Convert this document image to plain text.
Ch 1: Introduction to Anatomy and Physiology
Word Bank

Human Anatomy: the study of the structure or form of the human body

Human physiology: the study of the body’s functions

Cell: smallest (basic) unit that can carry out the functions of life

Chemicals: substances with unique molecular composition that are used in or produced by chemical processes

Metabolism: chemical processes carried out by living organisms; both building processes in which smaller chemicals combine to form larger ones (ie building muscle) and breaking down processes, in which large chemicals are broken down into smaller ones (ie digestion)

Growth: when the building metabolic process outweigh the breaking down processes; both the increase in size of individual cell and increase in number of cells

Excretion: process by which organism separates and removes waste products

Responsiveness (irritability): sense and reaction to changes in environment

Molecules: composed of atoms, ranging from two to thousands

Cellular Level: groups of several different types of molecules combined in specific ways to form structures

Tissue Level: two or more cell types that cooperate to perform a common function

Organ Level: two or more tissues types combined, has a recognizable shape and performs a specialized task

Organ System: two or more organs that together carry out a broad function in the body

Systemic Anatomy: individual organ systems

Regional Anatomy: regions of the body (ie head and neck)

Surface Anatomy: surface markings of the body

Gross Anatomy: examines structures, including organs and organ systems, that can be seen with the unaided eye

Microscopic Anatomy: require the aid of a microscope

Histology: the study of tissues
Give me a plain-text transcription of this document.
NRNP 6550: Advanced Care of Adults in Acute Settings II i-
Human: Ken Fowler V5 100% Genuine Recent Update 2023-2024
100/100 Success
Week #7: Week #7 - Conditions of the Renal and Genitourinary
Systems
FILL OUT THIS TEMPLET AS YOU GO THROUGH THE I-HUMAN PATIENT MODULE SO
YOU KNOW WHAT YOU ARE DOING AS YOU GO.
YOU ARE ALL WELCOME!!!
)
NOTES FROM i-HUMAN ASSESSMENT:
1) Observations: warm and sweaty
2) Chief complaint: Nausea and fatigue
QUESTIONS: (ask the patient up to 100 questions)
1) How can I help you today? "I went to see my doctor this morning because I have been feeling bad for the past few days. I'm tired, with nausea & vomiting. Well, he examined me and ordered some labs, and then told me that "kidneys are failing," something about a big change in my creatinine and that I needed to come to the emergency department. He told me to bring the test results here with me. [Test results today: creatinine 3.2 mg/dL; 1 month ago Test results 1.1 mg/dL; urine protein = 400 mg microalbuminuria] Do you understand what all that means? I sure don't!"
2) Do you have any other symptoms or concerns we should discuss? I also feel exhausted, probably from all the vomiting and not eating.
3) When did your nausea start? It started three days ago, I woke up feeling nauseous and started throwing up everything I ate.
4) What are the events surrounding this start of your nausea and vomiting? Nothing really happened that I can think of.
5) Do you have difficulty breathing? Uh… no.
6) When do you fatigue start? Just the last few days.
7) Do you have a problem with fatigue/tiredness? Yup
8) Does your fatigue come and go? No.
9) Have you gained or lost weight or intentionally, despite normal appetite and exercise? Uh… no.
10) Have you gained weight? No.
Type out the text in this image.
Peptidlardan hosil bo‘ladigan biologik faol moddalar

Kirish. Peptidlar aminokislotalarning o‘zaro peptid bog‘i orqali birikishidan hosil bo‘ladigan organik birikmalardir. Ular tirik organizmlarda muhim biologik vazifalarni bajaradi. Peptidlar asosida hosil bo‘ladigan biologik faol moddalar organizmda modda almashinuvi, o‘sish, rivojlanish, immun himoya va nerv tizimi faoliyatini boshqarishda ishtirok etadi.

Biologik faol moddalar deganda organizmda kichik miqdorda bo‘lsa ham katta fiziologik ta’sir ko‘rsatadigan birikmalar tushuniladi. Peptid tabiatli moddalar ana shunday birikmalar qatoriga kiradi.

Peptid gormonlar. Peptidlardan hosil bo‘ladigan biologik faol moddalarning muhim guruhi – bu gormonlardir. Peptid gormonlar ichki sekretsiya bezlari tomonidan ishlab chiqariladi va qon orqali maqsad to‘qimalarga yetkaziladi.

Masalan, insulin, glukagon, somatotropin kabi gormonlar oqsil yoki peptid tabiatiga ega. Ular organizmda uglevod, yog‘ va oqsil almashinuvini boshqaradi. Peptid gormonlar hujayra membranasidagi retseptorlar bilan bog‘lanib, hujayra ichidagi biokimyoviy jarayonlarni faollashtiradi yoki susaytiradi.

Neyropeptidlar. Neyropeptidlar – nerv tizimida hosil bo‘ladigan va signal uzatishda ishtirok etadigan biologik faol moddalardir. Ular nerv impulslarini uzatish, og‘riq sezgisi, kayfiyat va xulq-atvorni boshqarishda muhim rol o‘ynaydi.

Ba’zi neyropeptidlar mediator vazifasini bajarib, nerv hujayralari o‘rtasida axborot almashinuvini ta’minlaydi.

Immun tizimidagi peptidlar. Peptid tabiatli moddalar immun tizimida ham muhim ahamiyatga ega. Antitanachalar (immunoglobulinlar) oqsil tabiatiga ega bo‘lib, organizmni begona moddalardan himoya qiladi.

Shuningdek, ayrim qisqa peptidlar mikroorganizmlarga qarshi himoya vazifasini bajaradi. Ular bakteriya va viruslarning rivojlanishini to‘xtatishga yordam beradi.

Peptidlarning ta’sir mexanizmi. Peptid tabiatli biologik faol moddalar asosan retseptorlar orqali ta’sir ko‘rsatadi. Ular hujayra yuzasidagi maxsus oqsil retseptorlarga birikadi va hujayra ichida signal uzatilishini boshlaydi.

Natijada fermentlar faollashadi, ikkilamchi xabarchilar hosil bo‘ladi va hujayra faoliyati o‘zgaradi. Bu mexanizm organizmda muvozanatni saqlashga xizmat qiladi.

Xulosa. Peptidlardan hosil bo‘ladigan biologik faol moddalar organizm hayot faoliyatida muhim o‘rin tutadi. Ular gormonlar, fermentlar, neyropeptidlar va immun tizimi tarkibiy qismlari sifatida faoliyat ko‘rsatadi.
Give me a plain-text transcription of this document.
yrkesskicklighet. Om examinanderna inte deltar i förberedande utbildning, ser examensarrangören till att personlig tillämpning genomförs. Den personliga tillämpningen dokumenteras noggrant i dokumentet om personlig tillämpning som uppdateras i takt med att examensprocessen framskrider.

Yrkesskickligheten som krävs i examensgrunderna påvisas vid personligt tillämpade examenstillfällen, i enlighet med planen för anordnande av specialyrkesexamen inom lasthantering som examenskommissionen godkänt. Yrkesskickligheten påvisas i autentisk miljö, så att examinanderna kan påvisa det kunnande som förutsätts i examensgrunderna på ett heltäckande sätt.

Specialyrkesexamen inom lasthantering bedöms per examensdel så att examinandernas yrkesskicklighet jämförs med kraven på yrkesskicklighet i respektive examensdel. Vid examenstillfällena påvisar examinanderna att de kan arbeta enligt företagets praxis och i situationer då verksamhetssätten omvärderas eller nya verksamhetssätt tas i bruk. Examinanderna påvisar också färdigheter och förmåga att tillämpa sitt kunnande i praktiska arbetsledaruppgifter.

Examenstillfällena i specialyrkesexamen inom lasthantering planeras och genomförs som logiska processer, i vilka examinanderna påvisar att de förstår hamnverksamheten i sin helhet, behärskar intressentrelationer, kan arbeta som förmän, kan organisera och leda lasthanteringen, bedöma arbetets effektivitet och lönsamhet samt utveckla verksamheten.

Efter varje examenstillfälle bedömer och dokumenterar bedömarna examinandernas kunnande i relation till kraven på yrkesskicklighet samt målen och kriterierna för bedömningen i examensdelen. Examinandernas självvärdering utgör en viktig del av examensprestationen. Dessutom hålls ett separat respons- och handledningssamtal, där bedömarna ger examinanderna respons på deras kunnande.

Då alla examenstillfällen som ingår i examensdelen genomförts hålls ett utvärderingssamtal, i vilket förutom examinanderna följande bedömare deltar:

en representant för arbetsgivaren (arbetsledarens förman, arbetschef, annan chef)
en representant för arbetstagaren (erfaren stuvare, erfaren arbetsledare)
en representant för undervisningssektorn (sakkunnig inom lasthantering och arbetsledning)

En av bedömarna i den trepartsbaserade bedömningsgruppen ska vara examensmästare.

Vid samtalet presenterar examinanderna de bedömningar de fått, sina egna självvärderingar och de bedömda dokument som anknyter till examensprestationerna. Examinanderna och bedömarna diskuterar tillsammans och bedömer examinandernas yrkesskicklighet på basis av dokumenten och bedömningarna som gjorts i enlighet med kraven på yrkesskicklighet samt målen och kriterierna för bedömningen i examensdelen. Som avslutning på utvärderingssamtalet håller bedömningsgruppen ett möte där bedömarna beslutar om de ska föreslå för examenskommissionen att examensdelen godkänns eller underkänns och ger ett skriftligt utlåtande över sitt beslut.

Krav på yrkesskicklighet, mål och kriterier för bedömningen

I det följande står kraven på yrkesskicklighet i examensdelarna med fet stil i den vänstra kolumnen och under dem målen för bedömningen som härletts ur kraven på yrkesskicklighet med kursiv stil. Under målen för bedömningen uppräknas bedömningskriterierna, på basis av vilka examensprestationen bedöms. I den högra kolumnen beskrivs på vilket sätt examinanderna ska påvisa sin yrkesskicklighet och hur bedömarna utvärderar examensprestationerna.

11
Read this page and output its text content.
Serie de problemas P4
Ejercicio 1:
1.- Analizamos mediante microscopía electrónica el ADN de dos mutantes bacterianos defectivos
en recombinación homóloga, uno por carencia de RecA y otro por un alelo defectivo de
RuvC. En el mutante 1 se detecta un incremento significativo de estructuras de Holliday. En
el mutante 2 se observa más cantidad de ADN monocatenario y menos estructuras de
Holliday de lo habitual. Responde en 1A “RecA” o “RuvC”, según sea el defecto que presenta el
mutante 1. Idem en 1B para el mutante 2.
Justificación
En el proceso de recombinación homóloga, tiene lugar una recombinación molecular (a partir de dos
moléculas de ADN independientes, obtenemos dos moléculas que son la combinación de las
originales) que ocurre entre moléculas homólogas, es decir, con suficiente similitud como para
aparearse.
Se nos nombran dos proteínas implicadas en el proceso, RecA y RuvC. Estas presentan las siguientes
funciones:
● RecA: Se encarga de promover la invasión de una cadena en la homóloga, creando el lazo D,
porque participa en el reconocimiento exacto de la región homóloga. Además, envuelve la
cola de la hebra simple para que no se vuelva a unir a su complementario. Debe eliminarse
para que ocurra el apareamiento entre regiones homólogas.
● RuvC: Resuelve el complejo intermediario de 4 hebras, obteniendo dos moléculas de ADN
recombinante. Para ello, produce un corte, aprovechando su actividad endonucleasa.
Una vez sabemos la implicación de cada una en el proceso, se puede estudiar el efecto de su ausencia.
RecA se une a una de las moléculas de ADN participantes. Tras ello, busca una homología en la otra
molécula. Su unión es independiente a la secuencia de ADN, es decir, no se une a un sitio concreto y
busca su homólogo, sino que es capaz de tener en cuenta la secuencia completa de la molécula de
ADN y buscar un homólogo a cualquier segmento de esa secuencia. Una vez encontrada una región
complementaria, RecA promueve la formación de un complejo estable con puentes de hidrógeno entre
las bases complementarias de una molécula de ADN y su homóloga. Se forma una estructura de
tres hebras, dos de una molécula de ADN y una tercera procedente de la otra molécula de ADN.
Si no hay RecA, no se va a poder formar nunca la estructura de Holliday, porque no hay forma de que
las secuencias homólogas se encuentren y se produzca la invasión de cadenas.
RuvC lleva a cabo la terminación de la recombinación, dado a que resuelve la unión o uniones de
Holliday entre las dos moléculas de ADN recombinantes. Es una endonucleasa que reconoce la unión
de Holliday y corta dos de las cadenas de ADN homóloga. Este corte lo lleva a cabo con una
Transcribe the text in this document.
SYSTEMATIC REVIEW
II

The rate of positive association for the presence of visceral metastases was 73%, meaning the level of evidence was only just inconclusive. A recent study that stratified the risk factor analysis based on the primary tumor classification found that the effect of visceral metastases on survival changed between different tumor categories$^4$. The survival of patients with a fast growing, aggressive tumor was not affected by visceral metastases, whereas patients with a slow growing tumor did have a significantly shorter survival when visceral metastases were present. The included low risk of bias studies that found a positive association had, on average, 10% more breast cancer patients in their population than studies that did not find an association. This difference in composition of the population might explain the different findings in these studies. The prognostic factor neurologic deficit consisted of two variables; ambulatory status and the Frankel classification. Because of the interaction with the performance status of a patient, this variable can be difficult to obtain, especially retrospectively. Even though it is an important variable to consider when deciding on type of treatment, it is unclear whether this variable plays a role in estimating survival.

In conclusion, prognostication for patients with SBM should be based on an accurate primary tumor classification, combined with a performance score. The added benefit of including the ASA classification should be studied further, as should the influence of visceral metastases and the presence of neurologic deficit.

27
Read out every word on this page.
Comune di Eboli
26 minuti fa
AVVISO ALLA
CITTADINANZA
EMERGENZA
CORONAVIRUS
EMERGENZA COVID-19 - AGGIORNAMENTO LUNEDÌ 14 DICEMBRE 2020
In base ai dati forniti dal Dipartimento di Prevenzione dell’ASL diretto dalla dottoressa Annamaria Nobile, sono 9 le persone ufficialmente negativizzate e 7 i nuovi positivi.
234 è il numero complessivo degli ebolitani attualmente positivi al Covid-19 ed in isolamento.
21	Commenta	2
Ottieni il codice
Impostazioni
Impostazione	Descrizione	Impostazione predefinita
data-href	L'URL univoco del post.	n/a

□ □ □ □ □ □ □

BRIEF ->
Using the records above, copy all lines that include the word "Read".

TASK SOLUTION ->
Read this page and output its text content.
Read out every word on this page.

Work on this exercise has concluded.